* **Labeled box records**:
::::::

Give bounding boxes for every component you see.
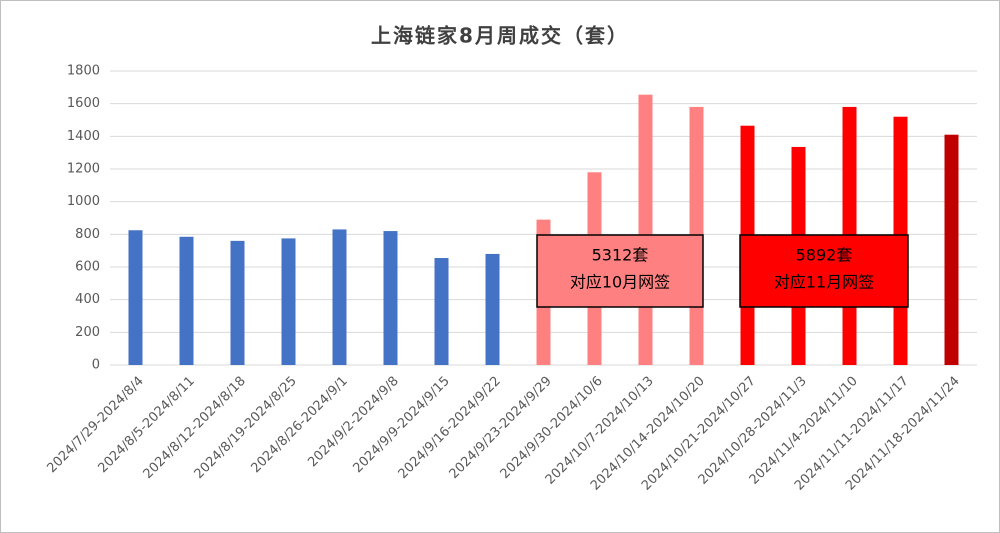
annotation-text: 5312套 (592, 246, 649, 265)
bar (128, 230, 143, 365)
bar (944, 134, 959, 365)
bar (383, 231, 398, 365)
bar (332, 229, 347, 365)
y-tick-label: 800 (75, 227, 100, 242)
chart-title: 上海链家8月周成交（套） (371, 24, 629, 48)
y-tick-label: 1400 (67, 129, 100, 144)
bar (179, 236, 194, 365)
bar (485, 253, 500, 365)
y-tick-label: 1800 (67, 64, 100, 79)
y-tick-label: 600 (75, 260, 100, 275)
y-tick-label: 1600 (67, 96, 100, 111)
bar (638, 94, 653, 365)
bar (434, 258, 449, 365)
y-tick-label: 0 (92, 358, 100, 373)
y-tick-label: 400 (75, 292, 100, 307)
y-tick-label: 1200 (67, 162, 100, 177)
annotation-text: 对应11月网签 (774, 273, 874, 292)
y-tick-label: 1000 (67, 194, 100, 209)
annotation-box (536, 234, 704, 308)
bar (230, 240, 245, 365)
annotation-text: 5892套 (796, 246, 853, 265)
y-tick-label: 200 (75, 325, 100, 340)
annotation-box (739, 234, 909, 308)
annotation-text: 对应10月网签 (570, 273, 670, 292)
bar (281, 238, 296, 365)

::::::

* **Short exercise**:
Copy the lines from the items verbatim, beginning with the line that contains "annotation-text: 5312套 (592, 246, 649, 265)" and continuing through the line that contains "bar (230, 240, 245, 365)", both included.

* **Answer below**:
annotation-text: 5312套 (592, 246, 649, 265)
bar (128, 230, 143, 365)
bar (944, 134, 959, 365)
bar (383, 231, 398, 365)
bar (332, 229, 347, 365)
y-tick-label: 800 (75, 227, 100, 242)
chart-title: 上海链家8月周成交（套） (371, 24, 629, 48)
y-tick-label: 1400 (67, 129, 100, 144)
bar (179, 236, 194, 365)
bar (485, 253, 500, 365)
y-tick-label: 1800 (67, 64, 100, 79)
y-tick-label: 600 (75, 260, 100, 275)
y-tick-label: 1600 (67, 96, 100, 111)
bar (638, 94, 653, 365)
bar (434, 258, 449, 365)
y-tick-label: 0 (92, 358, 100, 373)
y-tick-label: 400 (75, 292, 100, 307)
y-tick-label: 1200 (67, 162, 100, 177)
annotation-text: 对应11月网签 (774, 273, 874, 292)
y-tick-label: 1000 (67, 194, 100, 209)
annotation-box (536, 234, 704, 308)
bar (230, 240, 245, 365)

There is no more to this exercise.